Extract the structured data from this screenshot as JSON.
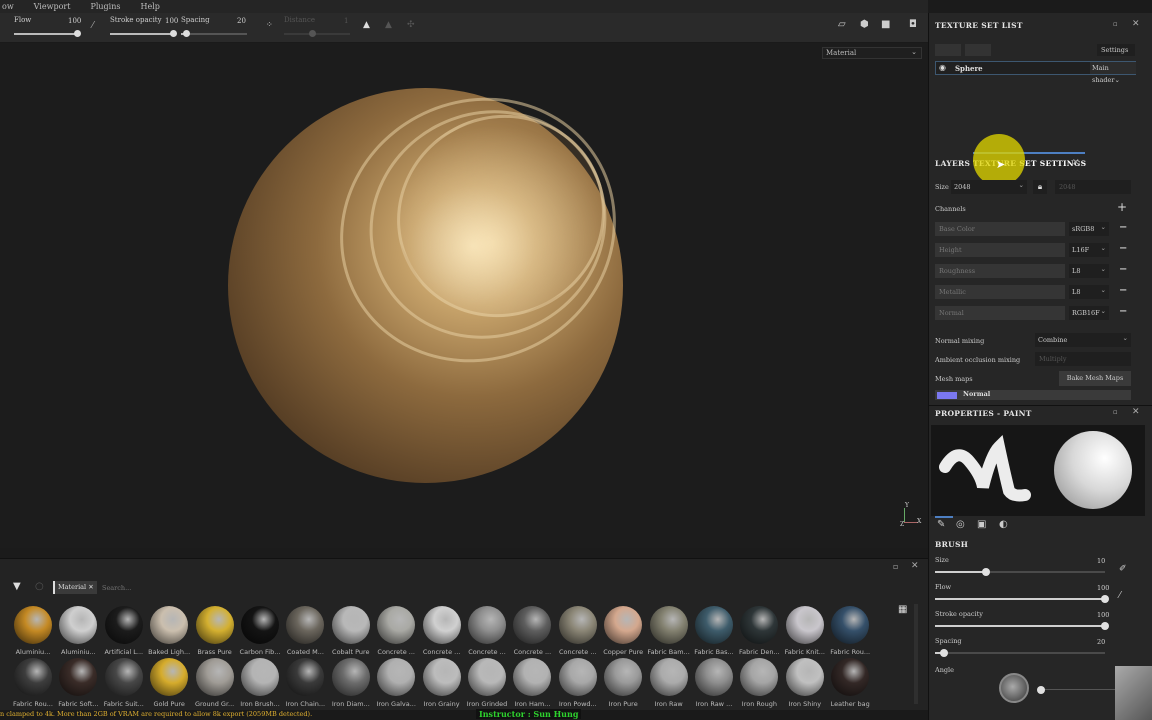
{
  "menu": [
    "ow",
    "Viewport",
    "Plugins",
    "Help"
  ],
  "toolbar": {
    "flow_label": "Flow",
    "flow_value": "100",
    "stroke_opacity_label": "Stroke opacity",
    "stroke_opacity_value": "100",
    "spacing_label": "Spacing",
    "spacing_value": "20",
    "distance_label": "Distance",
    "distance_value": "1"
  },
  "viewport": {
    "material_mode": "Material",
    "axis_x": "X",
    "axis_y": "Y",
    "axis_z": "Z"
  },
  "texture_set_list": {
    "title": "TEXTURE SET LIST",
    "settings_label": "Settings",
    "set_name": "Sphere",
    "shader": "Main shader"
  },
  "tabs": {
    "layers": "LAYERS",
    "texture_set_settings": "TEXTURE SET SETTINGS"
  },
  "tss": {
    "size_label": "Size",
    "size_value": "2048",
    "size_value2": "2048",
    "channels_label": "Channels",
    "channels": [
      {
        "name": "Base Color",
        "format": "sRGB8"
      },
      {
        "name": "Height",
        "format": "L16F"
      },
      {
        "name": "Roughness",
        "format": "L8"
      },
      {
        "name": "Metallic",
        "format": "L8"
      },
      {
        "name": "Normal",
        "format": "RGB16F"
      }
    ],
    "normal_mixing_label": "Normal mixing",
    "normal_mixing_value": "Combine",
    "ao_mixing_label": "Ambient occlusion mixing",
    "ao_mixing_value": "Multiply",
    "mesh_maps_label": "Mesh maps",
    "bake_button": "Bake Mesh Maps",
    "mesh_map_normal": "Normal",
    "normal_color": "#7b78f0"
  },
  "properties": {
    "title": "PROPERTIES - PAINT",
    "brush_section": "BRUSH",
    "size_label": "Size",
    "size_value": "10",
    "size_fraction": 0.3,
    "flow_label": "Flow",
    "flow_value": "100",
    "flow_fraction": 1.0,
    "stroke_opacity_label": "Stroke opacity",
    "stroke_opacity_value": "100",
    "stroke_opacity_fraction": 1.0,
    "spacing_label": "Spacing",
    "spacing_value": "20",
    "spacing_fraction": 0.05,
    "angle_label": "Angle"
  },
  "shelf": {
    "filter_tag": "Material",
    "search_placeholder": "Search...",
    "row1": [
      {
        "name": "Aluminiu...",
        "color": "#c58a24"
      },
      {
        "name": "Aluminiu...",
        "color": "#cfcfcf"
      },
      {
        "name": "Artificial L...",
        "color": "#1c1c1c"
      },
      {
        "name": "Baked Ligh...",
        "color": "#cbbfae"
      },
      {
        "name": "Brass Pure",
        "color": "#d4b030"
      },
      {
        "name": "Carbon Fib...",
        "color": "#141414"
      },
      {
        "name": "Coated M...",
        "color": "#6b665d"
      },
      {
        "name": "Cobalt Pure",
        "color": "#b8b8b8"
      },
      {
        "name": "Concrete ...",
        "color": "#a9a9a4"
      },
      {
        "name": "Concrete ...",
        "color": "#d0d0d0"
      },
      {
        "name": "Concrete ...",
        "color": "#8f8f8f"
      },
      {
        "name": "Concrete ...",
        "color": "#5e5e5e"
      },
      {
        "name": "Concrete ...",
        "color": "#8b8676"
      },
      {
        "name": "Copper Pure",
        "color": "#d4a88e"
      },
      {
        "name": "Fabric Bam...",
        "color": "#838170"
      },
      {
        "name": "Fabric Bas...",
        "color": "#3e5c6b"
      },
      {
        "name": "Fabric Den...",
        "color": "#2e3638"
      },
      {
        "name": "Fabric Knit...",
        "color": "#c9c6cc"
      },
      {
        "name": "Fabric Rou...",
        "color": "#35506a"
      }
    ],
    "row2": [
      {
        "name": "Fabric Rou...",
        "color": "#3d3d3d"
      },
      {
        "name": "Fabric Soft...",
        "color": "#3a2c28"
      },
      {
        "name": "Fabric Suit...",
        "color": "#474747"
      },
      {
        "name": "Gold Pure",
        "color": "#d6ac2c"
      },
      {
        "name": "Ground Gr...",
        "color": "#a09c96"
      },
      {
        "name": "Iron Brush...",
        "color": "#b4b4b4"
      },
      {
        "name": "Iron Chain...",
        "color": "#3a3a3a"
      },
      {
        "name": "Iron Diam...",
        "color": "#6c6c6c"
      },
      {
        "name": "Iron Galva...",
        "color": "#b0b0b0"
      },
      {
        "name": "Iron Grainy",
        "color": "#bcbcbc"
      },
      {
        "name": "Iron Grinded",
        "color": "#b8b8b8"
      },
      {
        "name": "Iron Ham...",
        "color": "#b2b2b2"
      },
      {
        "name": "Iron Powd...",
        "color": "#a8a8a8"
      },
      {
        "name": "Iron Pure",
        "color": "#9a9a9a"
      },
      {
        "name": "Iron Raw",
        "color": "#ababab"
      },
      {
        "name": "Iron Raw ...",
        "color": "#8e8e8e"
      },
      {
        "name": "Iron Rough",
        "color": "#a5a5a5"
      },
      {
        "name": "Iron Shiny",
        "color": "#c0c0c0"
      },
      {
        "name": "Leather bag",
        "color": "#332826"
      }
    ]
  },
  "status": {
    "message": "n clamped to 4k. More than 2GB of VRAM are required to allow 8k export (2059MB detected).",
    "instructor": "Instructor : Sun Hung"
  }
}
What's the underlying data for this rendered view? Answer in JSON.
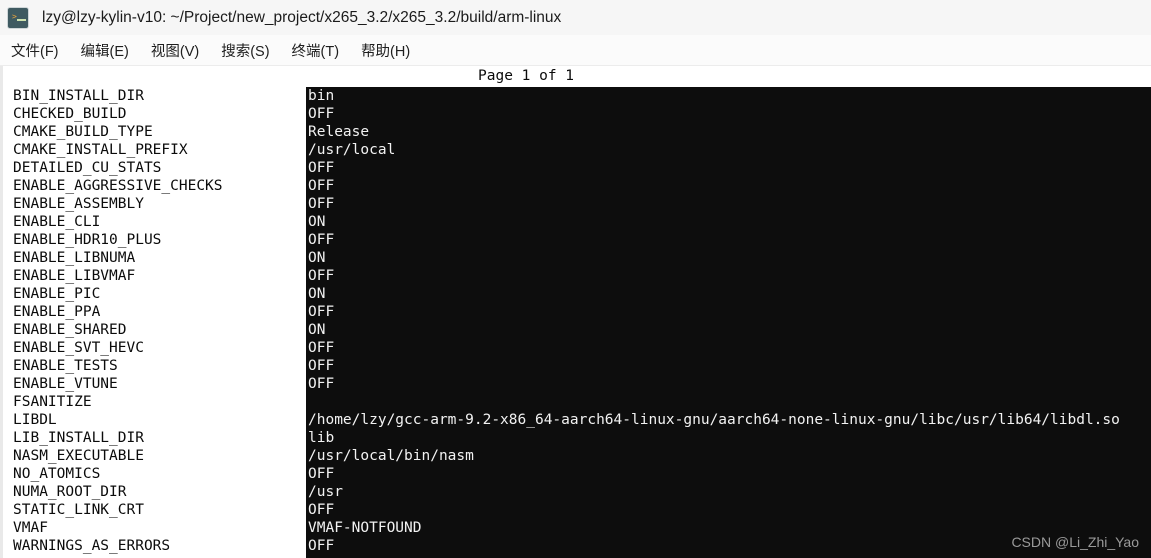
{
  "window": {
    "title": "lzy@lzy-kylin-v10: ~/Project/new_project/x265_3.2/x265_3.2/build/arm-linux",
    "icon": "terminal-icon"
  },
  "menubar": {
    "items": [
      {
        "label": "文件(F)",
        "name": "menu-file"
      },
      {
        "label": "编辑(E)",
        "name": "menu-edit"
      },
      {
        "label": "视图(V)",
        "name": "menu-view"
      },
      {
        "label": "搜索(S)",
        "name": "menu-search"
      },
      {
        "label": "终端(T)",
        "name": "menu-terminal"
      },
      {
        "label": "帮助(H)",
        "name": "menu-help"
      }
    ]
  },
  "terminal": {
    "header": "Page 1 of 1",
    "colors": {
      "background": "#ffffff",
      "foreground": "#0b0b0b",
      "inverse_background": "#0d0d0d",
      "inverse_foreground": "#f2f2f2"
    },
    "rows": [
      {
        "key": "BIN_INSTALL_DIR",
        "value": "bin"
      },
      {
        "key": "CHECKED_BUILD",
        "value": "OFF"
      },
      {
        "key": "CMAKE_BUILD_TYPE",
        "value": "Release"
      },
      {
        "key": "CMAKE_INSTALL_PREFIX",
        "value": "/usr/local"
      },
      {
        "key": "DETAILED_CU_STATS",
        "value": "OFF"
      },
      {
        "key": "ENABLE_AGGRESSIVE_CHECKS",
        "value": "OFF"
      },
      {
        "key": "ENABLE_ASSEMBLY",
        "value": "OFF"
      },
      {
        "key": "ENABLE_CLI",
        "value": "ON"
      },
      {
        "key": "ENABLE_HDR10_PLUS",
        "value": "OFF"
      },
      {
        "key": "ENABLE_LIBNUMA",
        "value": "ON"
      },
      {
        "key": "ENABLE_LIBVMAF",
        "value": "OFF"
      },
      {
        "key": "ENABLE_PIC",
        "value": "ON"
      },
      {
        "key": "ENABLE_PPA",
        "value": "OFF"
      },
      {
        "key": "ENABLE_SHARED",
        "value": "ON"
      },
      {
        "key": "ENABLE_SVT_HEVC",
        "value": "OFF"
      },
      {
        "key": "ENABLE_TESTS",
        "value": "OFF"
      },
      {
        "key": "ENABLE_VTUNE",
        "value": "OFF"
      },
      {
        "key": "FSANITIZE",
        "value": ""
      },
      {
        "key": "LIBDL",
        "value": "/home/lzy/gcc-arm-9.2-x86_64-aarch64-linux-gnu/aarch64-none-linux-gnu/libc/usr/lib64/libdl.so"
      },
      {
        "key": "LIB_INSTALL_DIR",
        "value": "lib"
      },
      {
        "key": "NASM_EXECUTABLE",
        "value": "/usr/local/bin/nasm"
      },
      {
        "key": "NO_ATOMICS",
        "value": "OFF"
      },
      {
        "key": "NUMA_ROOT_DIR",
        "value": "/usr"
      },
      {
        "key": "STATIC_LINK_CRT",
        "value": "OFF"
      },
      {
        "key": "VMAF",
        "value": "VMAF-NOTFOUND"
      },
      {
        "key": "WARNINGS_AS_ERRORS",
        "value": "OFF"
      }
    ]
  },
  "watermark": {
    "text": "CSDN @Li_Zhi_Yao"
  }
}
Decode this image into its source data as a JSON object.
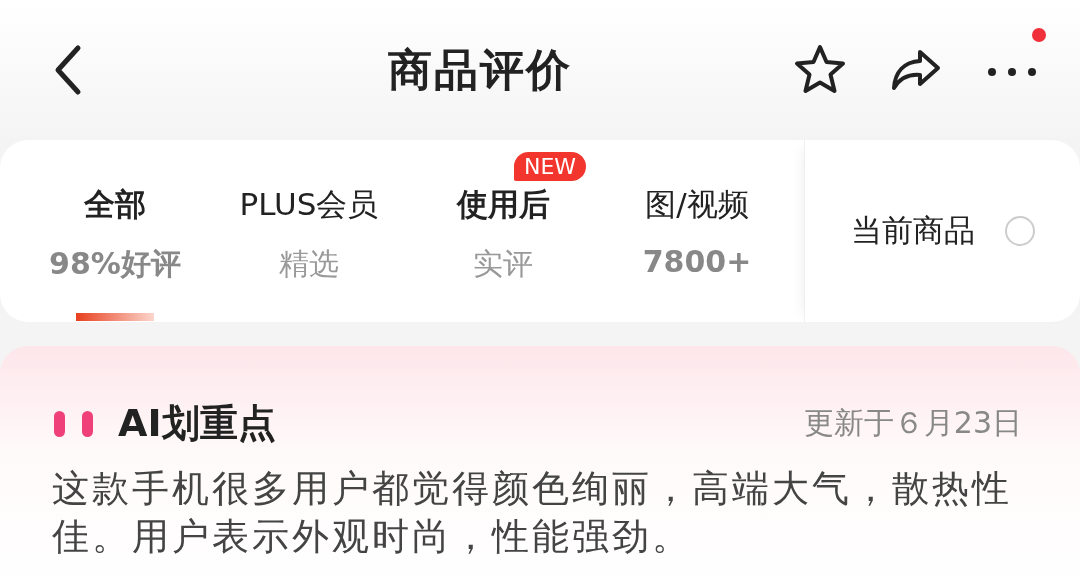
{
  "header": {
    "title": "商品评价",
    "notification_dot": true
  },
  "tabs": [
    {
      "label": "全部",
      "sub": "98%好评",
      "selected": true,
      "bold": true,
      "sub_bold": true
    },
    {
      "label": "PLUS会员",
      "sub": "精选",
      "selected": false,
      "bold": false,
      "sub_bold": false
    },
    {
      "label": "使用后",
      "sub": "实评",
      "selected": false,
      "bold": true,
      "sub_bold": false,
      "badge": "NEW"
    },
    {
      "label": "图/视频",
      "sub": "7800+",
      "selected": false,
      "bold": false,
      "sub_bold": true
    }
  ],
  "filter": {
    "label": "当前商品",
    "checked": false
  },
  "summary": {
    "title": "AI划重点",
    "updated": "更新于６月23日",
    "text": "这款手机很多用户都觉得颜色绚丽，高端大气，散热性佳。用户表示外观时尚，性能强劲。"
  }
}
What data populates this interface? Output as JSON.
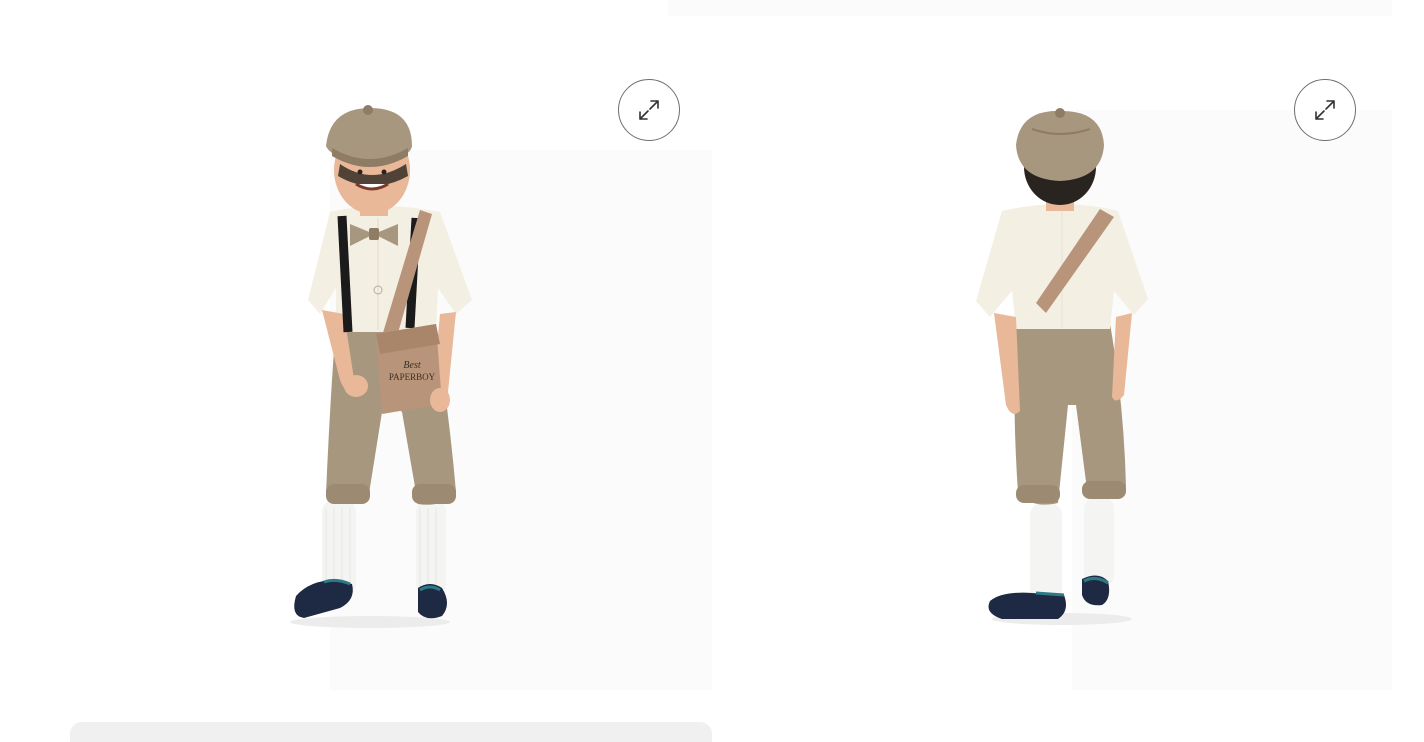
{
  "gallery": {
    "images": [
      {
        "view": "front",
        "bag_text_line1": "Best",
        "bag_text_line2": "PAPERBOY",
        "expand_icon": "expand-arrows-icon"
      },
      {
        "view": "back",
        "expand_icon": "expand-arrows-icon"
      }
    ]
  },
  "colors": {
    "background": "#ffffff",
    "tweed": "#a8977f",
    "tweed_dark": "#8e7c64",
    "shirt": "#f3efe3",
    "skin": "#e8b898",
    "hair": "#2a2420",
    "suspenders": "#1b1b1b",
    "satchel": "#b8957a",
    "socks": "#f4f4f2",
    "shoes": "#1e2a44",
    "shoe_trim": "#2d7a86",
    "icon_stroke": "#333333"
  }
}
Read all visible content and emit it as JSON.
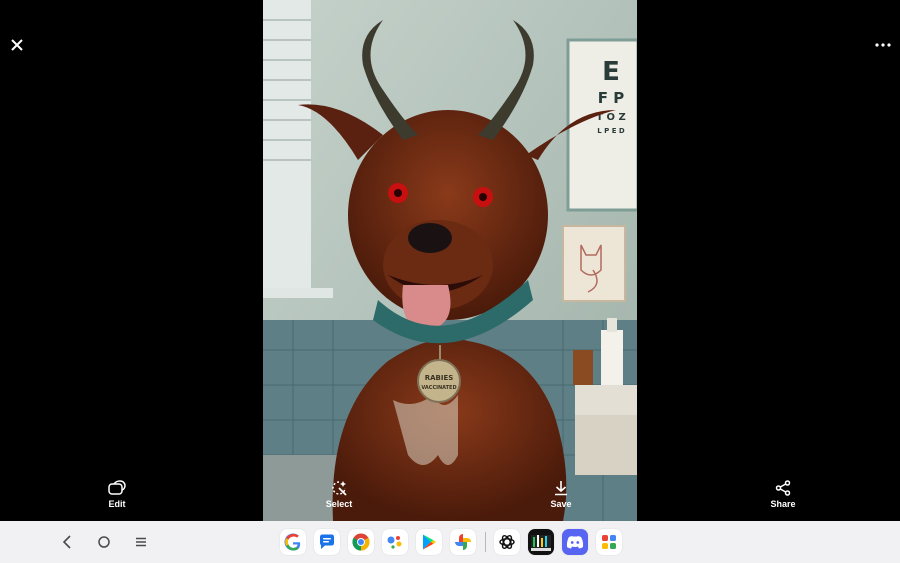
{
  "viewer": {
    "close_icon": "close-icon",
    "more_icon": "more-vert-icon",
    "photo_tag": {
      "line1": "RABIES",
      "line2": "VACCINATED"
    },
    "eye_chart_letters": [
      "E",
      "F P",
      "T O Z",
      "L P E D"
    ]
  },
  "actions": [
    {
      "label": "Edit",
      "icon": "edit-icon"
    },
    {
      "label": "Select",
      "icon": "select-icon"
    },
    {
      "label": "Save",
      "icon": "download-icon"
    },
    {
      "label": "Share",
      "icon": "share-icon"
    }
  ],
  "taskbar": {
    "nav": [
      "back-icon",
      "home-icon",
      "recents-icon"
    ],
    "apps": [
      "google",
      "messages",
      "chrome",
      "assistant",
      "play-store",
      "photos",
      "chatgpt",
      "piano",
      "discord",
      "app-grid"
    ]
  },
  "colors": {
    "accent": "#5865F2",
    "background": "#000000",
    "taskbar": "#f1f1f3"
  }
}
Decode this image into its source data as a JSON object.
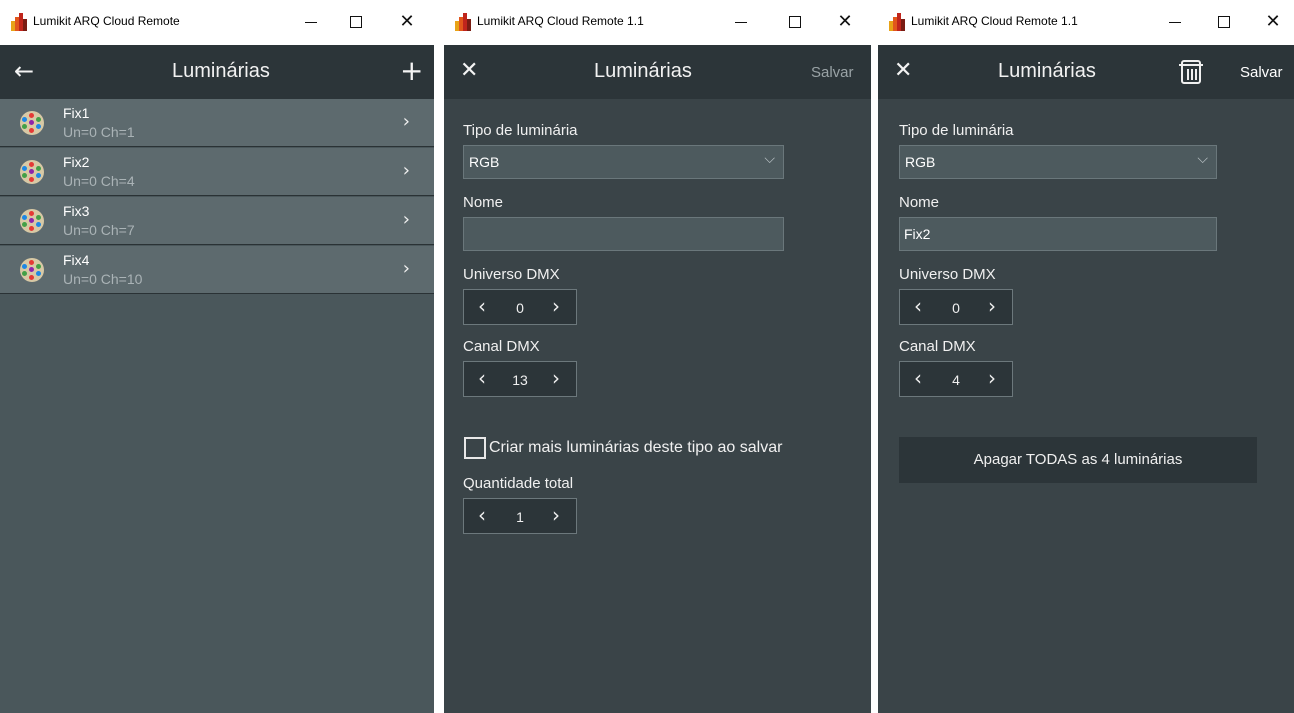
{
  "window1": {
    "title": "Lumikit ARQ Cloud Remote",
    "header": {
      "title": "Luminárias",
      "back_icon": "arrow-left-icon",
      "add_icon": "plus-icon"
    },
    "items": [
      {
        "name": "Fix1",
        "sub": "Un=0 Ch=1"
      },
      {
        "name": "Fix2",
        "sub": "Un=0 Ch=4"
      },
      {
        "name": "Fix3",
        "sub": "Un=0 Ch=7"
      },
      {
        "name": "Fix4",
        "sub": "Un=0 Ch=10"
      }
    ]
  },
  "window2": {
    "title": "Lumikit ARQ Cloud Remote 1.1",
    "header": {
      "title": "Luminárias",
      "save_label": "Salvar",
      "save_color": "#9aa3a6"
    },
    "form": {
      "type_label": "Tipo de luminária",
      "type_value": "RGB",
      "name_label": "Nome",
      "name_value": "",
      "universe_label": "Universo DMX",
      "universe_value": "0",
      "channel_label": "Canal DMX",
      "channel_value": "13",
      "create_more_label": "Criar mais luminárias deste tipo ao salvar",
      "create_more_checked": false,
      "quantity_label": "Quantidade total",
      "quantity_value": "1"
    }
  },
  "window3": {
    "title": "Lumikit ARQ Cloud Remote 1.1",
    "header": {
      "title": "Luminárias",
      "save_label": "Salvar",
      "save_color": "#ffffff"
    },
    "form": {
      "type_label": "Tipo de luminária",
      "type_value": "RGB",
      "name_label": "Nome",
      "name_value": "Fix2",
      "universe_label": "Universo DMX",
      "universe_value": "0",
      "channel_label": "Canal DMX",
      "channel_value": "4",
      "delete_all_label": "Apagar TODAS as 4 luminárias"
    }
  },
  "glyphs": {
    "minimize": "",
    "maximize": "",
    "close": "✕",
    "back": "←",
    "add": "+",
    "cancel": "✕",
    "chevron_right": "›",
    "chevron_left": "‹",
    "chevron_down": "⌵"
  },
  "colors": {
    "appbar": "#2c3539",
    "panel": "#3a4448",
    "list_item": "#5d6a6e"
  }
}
= = = =
SHORT TASK: Gather all lines where the word "data" appears.

EXPECTED ANSWER:
Extract the structured data from this screenshot as JSON.
What's the underlying data for this rendered view? Answer in JSON.
Decode this image into its source data as a JSON object.
What data populates this interface? Output as JSON.
Decode this image into its source data as a JSON object.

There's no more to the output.